═══ STORED ROWS

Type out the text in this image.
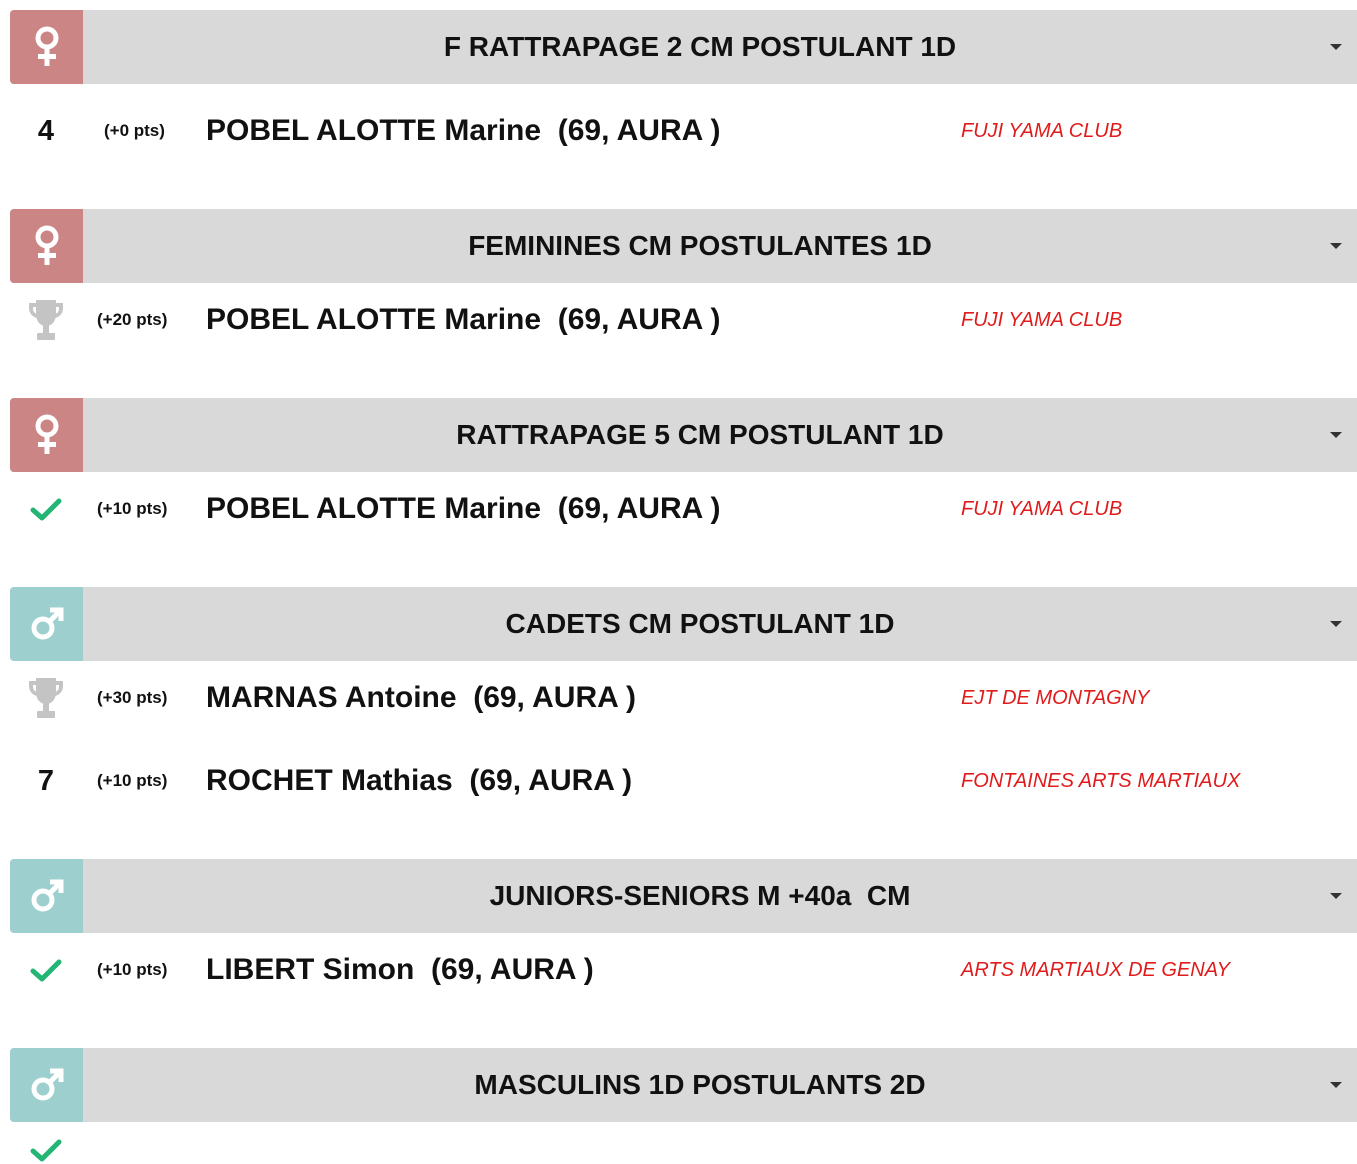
F RATTRAPAGE 2 CM POSTULANT 1D
4	(+0 pts) POBEL ALOTTE Marine  (69, AURA )	FUJI YAMA CLUB
FEMININES CM POSTULANTES 1D
(+20 pts) POBEL ALOTTE Marine  (69, AURA )	FUJI YAMA CLUB
RATTRAPAGE 5 CM POSTULANT 1D
(+10 pts) POBEL ALOTTE Marine  (69, AURA )	FUJI YAMA CLUB
CADETS CM POSTULANT 1D
(+30 pts) MARNAS Antoine  (69, AURA )	EJT DE MONTAGNY
7	(+10 pts) ROCHET Mathias  (69, AURA )	FONTAINES ARTS MARTIAUX
JUNIORS-SENIORS M +40a  CM
(+10 pts) LIBERT Simon  (69, AURA )	ARTS MARTIAUX DE GENAY
MASCULINS 1D POSTULANTS 2D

══════

■ **EXERCISE INSTRUCTIONS**
Repeat the records above exactly, omitting every picture.

■ **ANSWER TO THIS PROBLEM**
Type out the text in this image.
F RATTRAPAGE 2 CM POSTULANT 1D
4	(+0 pts) POBEL ALOTTE Marine  (69, AURA )	FUJI YAMA CLUB
FEMININES CM POSTULANTES 1D
(+20 pts) POBEL ALOTTE Marine  (69, AURA )	FUJI YAMA CLUB
RATTRAPAGE 5 CM POSTULANT 1D
(+10 pts) POBEL ALOTTE Marine  (69, AURA )	FUJI YAMA CLUB
CADETS CM POSTULANT 1D
(+30 pts) MARNAS Antoine  (69, AURA )	EJT DE MONTAGNY
7	(+10 pts) ROCHET Mathias  (69, AURA )	FONTAINES ARTS MARTIAUX
JUNIORS-SENIORS M +40a  CM
(+10 pts) LIBERT Simon  (69, AURA )	ARTS MARTIAUX DE GENAY
MASCULINS 1D POSTULANTS 2D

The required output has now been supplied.